» **GOAL**:
Type out every line below exactly as it reads.

» **RECORDS SUPPLIED**:

════════════════════

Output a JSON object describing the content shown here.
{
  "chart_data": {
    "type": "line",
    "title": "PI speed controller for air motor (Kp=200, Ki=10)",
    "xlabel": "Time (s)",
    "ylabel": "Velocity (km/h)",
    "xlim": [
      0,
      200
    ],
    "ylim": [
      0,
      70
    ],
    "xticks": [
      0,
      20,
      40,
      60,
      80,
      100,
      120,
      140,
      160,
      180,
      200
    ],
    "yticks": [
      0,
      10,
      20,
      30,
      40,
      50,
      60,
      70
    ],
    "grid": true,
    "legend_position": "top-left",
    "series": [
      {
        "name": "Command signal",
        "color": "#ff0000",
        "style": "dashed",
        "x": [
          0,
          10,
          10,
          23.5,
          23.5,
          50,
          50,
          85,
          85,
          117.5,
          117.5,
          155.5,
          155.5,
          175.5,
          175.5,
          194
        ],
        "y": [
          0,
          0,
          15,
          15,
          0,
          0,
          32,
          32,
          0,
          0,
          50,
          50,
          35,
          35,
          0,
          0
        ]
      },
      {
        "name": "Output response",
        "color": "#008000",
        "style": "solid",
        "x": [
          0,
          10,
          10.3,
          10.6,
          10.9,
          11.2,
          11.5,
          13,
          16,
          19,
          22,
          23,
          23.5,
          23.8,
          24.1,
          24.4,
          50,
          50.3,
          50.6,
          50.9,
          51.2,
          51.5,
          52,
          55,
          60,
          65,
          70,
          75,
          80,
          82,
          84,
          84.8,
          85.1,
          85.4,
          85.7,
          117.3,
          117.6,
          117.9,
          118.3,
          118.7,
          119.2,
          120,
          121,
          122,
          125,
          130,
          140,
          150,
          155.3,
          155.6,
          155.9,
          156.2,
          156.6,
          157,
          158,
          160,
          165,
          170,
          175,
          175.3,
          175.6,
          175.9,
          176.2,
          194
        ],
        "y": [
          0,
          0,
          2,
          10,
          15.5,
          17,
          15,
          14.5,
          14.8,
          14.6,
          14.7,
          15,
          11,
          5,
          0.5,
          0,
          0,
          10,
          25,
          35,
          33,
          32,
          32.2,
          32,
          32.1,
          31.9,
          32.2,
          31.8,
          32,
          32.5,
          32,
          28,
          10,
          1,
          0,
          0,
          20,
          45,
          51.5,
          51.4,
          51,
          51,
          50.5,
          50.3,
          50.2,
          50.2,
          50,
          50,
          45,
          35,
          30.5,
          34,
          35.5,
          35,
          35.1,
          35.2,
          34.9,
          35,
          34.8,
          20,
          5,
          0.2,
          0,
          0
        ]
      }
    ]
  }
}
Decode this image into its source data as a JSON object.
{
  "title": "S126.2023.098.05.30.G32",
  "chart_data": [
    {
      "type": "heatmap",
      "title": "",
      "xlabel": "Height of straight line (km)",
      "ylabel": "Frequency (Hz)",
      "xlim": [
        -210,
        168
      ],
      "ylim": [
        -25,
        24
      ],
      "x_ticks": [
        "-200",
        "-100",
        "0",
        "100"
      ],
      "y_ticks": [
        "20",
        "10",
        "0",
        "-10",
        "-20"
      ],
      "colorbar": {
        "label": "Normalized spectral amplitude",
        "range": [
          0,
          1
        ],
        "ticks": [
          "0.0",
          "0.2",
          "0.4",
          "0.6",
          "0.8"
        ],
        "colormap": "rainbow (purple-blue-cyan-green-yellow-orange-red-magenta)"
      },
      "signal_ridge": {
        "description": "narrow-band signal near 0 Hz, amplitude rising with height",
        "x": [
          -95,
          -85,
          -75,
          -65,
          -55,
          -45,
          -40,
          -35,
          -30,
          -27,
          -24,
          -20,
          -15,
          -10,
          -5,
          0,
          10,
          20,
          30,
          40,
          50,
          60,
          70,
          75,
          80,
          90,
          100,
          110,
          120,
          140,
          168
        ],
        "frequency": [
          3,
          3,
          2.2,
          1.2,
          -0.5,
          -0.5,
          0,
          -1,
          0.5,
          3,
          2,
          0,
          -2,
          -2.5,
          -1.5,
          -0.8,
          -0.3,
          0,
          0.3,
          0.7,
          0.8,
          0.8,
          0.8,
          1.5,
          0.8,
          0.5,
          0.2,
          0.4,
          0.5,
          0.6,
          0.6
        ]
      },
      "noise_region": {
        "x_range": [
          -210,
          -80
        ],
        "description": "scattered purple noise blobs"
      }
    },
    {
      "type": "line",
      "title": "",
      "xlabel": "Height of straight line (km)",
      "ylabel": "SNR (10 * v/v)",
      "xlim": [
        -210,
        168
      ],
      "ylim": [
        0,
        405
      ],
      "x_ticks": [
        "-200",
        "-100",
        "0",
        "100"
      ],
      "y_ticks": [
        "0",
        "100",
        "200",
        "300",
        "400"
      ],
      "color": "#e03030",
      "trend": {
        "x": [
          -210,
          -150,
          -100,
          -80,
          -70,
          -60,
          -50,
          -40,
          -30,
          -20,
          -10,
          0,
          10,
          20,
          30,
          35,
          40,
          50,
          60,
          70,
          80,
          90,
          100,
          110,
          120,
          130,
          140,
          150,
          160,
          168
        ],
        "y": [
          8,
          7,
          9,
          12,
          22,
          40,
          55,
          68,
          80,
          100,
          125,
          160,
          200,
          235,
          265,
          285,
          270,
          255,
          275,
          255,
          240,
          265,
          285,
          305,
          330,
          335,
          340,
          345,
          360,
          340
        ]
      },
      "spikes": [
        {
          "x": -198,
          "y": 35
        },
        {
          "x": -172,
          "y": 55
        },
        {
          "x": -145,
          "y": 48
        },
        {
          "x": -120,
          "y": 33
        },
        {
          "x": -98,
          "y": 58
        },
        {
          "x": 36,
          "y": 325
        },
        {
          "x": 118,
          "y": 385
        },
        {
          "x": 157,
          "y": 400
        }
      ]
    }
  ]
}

════════════════════

» **SOLUTION TO THE PROBLEM**:
Output a JSON object describing the content shown here.
{
  "chart_data": {
    "type": "line",
    "title": "PI speed controller for air motor (Kp=200, Ki=10)",
    "xlabel": "Time (s)",
    "ylabel": "Velocity (km/h)",
    "xlim": [
      0,
      200
    ],
    "ylim": [
      0,
      70
    ],
    "xticks": [
      0,
      20,
      40,
      60,
      80,
      100,
      120,
      140,
      160,
      180,
      200
    ],
    "yticks": [
      0,
      10,
      20,
      30,
      40,
      50,
      60,
      70
    ],
    "grid": true,
    "legend_position": "top-left",
    "series": [
      {
        "name": "Command signal",
        "color": "#ff0000",
        "style": "dashed",
        "x": [
          0,
          10,
          10,
          23.5,
          23.5,
          50,
          50,
          85,
          85,
          117.5,
          117.5,
          155.5,
          155.5,
          175.5,
          175.5,
          194
        ],
        "y": [
          0,
          0,
          15,
          15,
          0,
          0,
          32,
          32,
          0,
          0,
          50,
          50,
          35,
          35,
          0,
          0
        ]
      },
      {
        "name": "Output response",
        "color": "#008000",
        "style": "solid",
        "x": [
          0,
          10,
          10.3,
          10.6,
          10.9,
          11.2,
          11.5,
          13,
          16,
          19,
          22,
          23,
          23.5,
          23.8,
          24.1,
          24.4,
          50,
          50.3,
          50.6,
          50.9,
          51.2,
          51.5,
          52,
          55,
          60,
          65,
          70,
          75,
          80,
          82,
          84,
          84.8,
          85.1,
          85.4,
          85.7,
          117.3,
          117.6,
          117.9,
          118.3,
          118.7,
          119.2,
          120,
          121,
          122,
          125,
          130,
          140,
          150,
          155.3,
          155.6,
          155.9,
          156.2,
          156.6,
          157,
          158,
          160,
          165,
          170,
          175,
          175.3,
          175.6,
          175.9,
          176.2,
          194
        ],
        "y": [
          0,
          0,
          2,
          10,
          15.5,
          17,
          15,
          14.5,
          14.8,
          14.6,
          14.7,
          15,
          11,
          5,
          0.5,
          0,
          0,
          10,
          25,
          35,
          33,
          32,
          32.2,
          32,
          32.1,
          31.9,
          32.2,
          31.8,
          32,
          32.5,
          32,
          28,
          10,
          1,
          0,
          0,
          20,
          45,
          51.5,
          51.4,
          51,
          51,
          50.5,
          50.3,
          50.2,
          50.2,
          50,
          50,
          45,
          35,
          30.5,
          34,
          35.5,
          35,
          35.1,
          35.2,
          34.9,
          35,
          34.8,
          20,
          5,
          0.2,
          0,
          0
        ]
      }
    ]
  }
}
Decode this image into its source data as a JSON object.
{
  "title": "S126.2023.098.05.30.G32",
  "chart_data": [
    {
      "type": "heatmap",
      "title": "",
      "xlabel": "Height of straight line (km)",
      "ylabel": "Frequency (Hz)",
      "xlim": [
        -210,
        168
      ],
      "ylim": [
        -25,
        24
      ],
      "x_ticks": [
        "-200",
        "-100",
        "0",
        "100"
      ],
      "y_ticks": [
        "20",
        "10",
        "0",
        "-10",
        "-20"
      ],
      "colorbar": {
        "label": "Normalized spectral amplitude",
        "range": [
          0,
          1
        ],
        "ticks": [
          "0.0",
          "0.2",
          "0.4",
          "0.6",
          "0.8"
        ],
        "colormap": "rainbow (purple-blue-cyan-green-yellow-orange-red-magenta)"
      },
      "signal_ridge": {
        "description": "narrow-band signal near 0 Hz, amplitude rising with height",
        "x": [
          -95,
          -85,
          -75,
          -65,
          -55,
          -45,
          -40,
          -35,
          -30,
          -27,
          -24,
          -20,
          -15,
          -10,
          -5,
          0,
          10,
          20,
          30,
          40,
          50,
          60,
          70,
          75,
          80,
          90,
          100,
          110,
          120,
          140,
          168
        ],
        "frequency": [
          3,
          3,
          2.2,
          1.2,
          -0.5,
          -0.5,
          0,
          -1,
          0.5,
          3,
          2,
          0,
          -2,
          -2.5,
          -1.5,
          -0.8,
          -0.3,
          0,
          0.3,
          0.7,
          0.8,
          0.8,
          0.8,
          1.5,
          0.8,
          0.5,
          0.2,
          0.4,
          0.5,
          0.6,
          0.6
        ]
      },
      "noise_region": {
        "x_range": [
          -210,
          -80
        ],
        "description": "scattered purple noise blobs"
      }
    },
    {
      "type": "line",
      "title": "",
      "xlabel": "Height of straight line (km)",
      "ylabel": "SNR (10 * v/v)",
      "xlim": [
        -210,
        168
      ],
      "ylim": [
        0,
        405
      ],
      "x_ticks": [
        "-200",
        "-100",
        "0",
        "100"
      ],
      "y_ticks": [
        "0",
        "100",
        "200",
        "300",
        "400"
      ],
      "color": "#e03030",
      "trend": {
        "x": [
          -210,
          -150,
          -100,
          -80,
          -70,
          -60,
          -50,
          -40,
          -30,
          -20,
          -10,
          0,
          10,
          20,
          30,
          35,
          40,
          50,
          60,
          70,
          80,
          90,
          100,
          110,
          120,
          130,
          140,
          150,
          160,
          168
        ],
        "y": [
          8,
          7,
          9,
          12,
          22,
          40,
          55,
          68,
          80,
          100,
          125,
          160,
          200,
          235,
          265,
          285,
          270,
          255,
          275,
          255,
          240,
          265,
          285,
          305,
          330,
          335,
          340,
          345,
          360,
          340
        ]
      },
      "spikes": [
        {
          "x": -198,
          "y": 35
        },
        {
          "x": -172,
          "y": 55
        },
        {
          "x": -145,
          "y": 48
        },
        {
          "x": -120,
          "y": 33
        },
        {
          "x": -98,
          "y": 58
        },
        {
          "x": 36,
          "y": 325
        },
        {
          "x": 118,
          "y": 385
        },
        {
          "x": 157,
          "y": 400
        }
      ]
    }
  ]
}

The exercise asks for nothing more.